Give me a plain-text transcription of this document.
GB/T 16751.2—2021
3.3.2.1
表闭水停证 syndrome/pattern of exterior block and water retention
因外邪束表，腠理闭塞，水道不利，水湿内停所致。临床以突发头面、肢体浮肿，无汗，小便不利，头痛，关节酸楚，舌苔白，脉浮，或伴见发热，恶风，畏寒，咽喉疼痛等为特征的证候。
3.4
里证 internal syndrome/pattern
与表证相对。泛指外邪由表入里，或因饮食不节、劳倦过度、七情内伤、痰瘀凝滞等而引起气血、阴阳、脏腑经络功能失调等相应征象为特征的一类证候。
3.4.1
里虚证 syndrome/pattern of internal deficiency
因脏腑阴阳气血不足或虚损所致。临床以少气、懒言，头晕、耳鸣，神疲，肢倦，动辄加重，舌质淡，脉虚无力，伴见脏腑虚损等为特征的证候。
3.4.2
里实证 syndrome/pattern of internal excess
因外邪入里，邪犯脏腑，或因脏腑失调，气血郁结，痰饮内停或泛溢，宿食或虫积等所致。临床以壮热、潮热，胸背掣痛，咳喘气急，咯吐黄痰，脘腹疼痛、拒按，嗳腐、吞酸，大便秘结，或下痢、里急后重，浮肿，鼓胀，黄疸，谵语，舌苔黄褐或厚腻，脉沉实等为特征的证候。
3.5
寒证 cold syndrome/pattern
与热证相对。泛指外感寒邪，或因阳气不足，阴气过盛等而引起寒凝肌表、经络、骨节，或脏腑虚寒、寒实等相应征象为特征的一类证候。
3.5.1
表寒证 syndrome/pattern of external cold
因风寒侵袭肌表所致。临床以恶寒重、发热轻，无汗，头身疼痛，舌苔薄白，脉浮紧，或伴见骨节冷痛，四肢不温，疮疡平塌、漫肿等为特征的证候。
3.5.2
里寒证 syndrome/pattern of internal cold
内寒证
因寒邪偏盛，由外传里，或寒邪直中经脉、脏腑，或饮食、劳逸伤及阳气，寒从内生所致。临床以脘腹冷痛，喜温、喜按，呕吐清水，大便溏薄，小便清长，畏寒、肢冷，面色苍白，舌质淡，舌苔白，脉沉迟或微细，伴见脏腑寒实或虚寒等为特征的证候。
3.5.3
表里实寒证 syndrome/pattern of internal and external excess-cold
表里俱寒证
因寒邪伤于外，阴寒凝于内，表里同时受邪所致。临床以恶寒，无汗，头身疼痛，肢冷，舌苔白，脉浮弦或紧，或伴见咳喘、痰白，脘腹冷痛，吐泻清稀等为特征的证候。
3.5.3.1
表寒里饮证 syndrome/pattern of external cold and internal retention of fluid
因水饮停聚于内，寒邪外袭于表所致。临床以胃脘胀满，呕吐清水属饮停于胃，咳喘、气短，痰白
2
--------
DIRECTION ->
Select and copy every line from the records that includes the word "external".

CORRECT RESPONSE ->
表寒证 syndrome/pattern of external cold
表里实寒证 syndrome/pattern of internal and external excess-cold
表寒里饮证 syndrome/pattern of external cold and internal retention of fluid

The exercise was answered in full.